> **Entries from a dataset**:
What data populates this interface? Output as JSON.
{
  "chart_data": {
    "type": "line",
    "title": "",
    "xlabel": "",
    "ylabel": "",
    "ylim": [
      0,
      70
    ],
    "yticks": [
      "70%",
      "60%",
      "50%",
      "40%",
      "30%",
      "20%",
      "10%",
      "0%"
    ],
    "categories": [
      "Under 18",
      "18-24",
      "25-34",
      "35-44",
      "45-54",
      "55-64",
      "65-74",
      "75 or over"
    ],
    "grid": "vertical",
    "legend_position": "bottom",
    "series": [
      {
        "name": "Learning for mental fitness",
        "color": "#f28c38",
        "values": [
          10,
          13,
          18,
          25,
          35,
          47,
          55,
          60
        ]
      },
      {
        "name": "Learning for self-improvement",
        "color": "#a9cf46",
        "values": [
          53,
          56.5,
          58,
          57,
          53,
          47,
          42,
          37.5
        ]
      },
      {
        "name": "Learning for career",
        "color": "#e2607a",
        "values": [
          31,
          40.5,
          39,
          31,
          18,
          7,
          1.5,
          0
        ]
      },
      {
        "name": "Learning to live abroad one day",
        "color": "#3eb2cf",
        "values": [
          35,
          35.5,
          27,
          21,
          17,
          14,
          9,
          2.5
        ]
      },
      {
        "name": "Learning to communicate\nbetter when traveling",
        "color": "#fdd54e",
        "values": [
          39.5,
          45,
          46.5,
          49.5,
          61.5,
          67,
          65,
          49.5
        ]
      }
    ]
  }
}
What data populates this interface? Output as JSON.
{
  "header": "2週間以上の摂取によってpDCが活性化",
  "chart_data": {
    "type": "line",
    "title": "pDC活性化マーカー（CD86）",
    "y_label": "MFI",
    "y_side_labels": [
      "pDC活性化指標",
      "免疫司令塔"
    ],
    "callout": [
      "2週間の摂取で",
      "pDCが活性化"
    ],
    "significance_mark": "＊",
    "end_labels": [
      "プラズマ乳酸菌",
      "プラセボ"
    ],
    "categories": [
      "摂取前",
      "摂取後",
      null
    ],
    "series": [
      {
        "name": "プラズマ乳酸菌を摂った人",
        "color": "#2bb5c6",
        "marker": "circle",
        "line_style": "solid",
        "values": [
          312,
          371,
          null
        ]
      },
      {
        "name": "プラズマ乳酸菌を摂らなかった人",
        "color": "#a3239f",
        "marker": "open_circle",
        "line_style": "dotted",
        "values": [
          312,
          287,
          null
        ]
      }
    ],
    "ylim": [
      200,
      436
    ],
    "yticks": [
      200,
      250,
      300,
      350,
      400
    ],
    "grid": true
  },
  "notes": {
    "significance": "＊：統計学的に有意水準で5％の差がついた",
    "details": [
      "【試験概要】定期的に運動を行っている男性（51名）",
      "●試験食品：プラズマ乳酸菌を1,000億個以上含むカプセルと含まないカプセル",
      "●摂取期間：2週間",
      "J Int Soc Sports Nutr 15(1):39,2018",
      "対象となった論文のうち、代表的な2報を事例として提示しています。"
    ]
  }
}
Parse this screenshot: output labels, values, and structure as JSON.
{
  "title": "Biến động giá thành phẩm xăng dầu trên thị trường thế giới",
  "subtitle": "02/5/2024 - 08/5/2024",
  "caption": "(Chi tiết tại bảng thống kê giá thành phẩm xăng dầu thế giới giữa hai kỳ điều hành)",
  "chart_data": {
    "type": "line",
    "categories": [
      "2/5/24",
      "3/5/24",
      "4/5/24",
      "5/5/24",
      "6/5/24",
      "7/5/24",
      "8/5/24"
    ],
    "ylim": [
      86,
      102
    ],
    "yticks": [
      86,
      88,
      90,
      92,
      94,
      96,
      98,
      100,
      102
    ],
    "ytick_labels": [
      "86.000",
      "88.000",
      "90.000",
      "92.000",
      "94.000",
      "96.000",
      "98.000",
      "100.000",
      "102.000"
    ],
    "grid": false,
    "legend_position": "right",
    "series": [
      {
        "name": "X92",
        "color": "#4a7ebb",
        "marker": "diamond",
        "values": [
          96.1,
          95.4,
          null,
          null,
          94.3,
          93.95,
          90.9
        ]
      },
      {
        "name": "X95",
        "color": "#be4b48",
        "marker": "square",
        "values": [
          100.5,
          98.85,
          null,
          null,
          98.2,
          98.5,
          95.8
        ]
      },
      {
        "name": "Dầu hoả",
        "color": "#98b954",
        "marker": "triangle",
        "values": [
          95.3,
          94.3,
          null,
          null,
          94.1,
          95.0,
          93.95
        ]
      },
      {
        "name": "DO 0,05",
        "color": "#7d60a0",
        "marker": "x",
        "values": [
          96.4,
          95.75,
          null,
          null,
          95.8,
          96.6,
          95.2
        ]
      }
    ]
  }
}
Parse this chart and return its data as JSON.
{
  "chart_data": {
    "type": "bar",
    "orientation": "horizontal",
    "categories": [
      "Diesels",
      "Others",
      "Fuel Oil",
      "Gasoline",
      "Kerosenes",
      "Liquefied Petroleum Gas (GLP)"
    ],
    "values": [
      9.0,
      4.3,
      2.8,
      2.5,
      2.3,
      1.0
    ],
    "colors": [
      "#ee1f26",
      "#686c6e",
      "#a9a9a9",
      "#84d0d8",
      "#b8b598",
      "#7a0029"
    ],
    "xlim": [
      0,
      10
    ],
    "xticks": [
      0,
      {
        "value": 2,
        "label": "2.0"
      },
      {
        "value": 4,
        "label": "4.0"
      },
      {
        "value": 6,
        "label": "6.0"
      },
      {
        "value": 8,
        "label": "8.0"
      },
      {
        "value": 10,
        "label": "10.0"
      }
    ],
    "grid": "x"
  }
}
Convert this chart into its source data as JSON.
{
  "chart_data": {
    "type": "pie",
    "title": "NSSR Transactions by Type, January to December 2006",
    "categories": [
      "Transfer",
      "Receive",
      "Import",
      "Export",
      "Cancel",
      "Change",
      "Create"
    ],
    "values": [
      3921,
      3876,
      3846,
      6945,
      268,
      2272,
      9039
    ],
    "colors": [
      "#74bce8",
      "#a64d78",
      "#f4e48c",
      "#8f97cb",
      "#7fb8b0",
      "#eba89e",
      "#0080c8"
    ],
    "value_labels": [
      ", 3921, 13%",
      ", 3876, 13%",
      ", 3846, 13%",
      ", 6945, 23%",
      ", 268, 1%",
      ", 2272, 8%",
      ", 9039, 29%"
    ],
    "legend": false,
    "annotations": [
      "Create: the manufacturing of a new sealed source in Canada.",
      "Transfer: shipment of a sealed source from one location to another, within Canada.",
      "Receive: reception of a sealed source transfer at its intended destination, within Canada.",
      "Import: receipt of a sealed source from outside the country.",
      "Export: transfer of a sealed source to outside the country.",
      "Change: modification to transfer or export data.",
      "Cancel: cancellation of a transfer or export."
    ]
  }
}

> **What needs to be done**:
Copy all the records above exactly, missing none.

> **Written reply**:
What data populates this interface? Output as JSON.
{
  "chart_data": {
    "type": "line",
    "title": "",
    "xlabel": "",
    "ylabel": "",
    "ylim": [
      0,
      70
    ],
    "yticks": [
      "70%",
      "60%",
      "50%",
      "40%",
      "30%",
      "20%",
      "10%",
      "0%"
    ],
    "categories": [
      "Under 18",
      "18-24",
      "25-34",
      "35-44",
      "45-54",
      "55-64",
      "65-74",
      "75 or over"
    ],
    "grid": "vertical",
    "legend_position": "bottom",
    "series": [
      {
        "name": "Learning for mental fitness",
        "color": "#f28c38",
        "values": [
          10,
          13,
          18,
          25,
          35,
          47,
          55,
          60
        ]
      },
      {
        "name": "Learning for self-improvement",
        "color": "#a9cf46",
        "values": [
          53,
          56.5,
          58,
          57,
          53,
          47,
          42,
          37.5
        ]
      },
      {
        "name": "Learning for career",
        "color": "#e2607a",
        "values": [
          31,
          40.5,
          39,
          31,
          18,
          7,
          1.5,
          0
        ]
      },
      {
        "name": "Learning to live abroad one day",
        "color": "#3eb2cf",
        "values": [
          35,
          35.5,
          27,
          21,
          17,
          14,
          9,
          2.5
        ]
      },
      {
        "name": "Learning to communicate\nbetter when traveling",
        "color": "#fdd54e",
        "values": [
          39.5,
          45,
          46.5,
          49.5,
          61.5,
          67,
          65,
          49.5
        ]
      }
    ]
  }
}
What data populates this interface? Output as JSON.
{
  "header": "2週間以上の摂取によってpDCが活性化",
  "chart_data": {
    "type": "line",
    "title": "pDC活性化マーカー（CD86）",
    "y_label": "MFI",
    "y_side_labels": [
      "pDC活性化指標",
      "免疫司令塔"
    ],
    "callout": [
      "2週間の摂取で",
      "pDCが活性化"
    ],
    "significance_mark": "＊",
    "end_labels": [
      "プラズマ乳酸菌",
      "プラセボ"
    ],
    "categories": [
      "摂取前",
      "摂取後",
      null
    ],
    "series": [
      {
        "name": "プラズマ乳酸菌を摂った人",
        "color": "#2bb5c6",
        "marker": "circle",
        "line_style": "solid",
        "values": [
          312,
          371,
          null
        ]
      },
      {
        "name": "プラズマ乳酸菌を摂らなかった人",
        "color": "#a3239f",
        "marker": "open_circle",
        "line_style": "dotted",
        "values": [
          312,
          287,
          null
        ]
      }
    ],
    "ylim": [
      200,
      436
    ],
    "yticks": [
      200,
      250,
      300,
      350,
      400
    ],
    "grid": true
  },
  "notes": {
    "significance": "＊：統計学的に有意水準で5％の差がついた",
    "details": [
      "【試験概要】定期的に運動を行っている男性（51名）",
      "●試験食品：プラズマ乳酸菌を1,000億個以上含むカプセルと含まないカプセル",
      "●摂取期間：2週間",
      "J Int Soc Sports Nutr 15(1):39,2018",
      "対象となった論文のうち、代表的な2報を事例として提示しています。"
    ]
  }
}
Parse this screenshot: output labels, values, and structure as JSON.
{
  "title": "Biến động giá thành phẩm xăng dầu trên thị trường thế giới",
  "subtitle": "02/5/2024 - 08/5/2024",
  "caption": "(Chi tiết tại bảng thống kê giá thành phẩm xăng dầu thế giới giữa hai kỳ điều hành)",
  "chart_data": {
    "type": "line",
    "categories": [
      "2/5/24",
      "3/5/24",
      "4/5/24",
      "5/5/24",
      "6/5/24",
      "7/5/24",
      "8/5/24"
    ],
    "ylim": [
      86,
      102
    ],
    "yticks": [
      86,
      88,
      90,
      92,
      94,
      96,
      98,
      100,
      102
    ],
    "ytick_labels": [
      "86.000",
      "88.000",
      "90.000",
      "92.000",
      "94.000",
      "96.000",
      "98.000",
      "100.000",
      "102.000"
    ],
    "grid": false,
    "legend_position": "right",
    "series": [
      {
        "name": "X92",
        "color": "#4a7ebb",
        "marker": "diamond",
        "values": [
          96.1,
          95.4,
          null,
          null,
          94.3,
          93.95,
          90.9
        ]
      },
      {
        "name": "X95",
        "color": "#be4b48",
        "marker": "square",
        "values": [
          100.5,
          98.85,
          null,
          null,
          98.2,
          98.5,
          95.8
        ]
      },
      {
        "name": "Dầu hoả",
        "color": "#98b954",
        "marker": "triangle",
        "values": [
          95.3,
          94.3,
          null,
          null,
          94.1,
          95.0,
          93.95
        ]
      },
      {
        "name": "DO 0,05",
        "color": "#7d60a0",
        "marker": "x",
        "values": [
          96.4,
          95.75,
          null,
          null,
          95.8,
          96.6,
          95.2
        ]
      }
    ]
  }
}
Parse this chart and return its data as JSON.
{
  "chart_data": {
    "type": "bar",
    "orientation": "horizontal",
    "categories": [
      "Diesels",
      "Others",
      "Fuel Oil",
      "Gasoline",
      "Kerosenes",
      "Liquefied Petroleum Gas (GLP)"
    ],
    "values": [
      9.0,
      4.3,
      2.8,
      2.5,
      2.3,
      1.0
    ],
    "colors": [
      "#ee1f26",
      "#686c6e",
      "#a9a9a9",
      "#84d0d8",
      "#b8b598",
      "#7a0029"
    ],
    "xlim": [
      0,
      10
    ],
    "xticks": [
      0,
      {
        "value": 2,
        "label": "2.0"
      },
      {
        "value": 4,
        "label": "4.0"
      },
      {
        "value": 6,
        "label": "6.0"
      },
      {
        "value": 8,
        "label": "8.0"
      },
      {
        "value": 10,
        "label": "10.0"
      }
    ],
    "grid": "x"
  }
}
Convert this chart into its source data as JSON.
{
  "chart_data": {
    "type": "pie",
    "title": "NSSR Transactions by Type, January to December 2006",
    "categories": [
      "Transfer",
      "Receive",
      "Import",
      "Export",
      "Cancel",
      "Change",
      "Create"
    ],
    "values": [
      3921,
      3876,
      3846,
      6945,
      268,
      2272,
      9039
    ],
    "colors": [
      "#74bce8",
      "#a64d78",
      "#f4e48c",
      "#8f97cb",
      "#7fb8b0",
      "#eba89e",
      "#0080c8"
    ],
    "value_labels": [
      ", 3921, 13%",
      ", 3876, 13%",
      ", 3846, 13%",
      ", 6945, 23%",
      ", 268, 1%",
      ", 2272, 8%",
      ", 9039, 29%"
    ],
    "legend": false,
    "annotations": [
      "Create: the manufacturing of a new sealed source in Canada.",
      "Transfer: shipment of a sealed source from one location to another, within Canada.",
      "Receive: reception of a sealed source transfer at its intended destination, within Canada.",
      "Import: receipt of a sealed source from outside the country.",
      "Export: transfer of a sealed source to outside the country.",
      "Change: modification to transfer or export data.",
      "Cancel: cancellation of a transfer or export."
    ]
  }
}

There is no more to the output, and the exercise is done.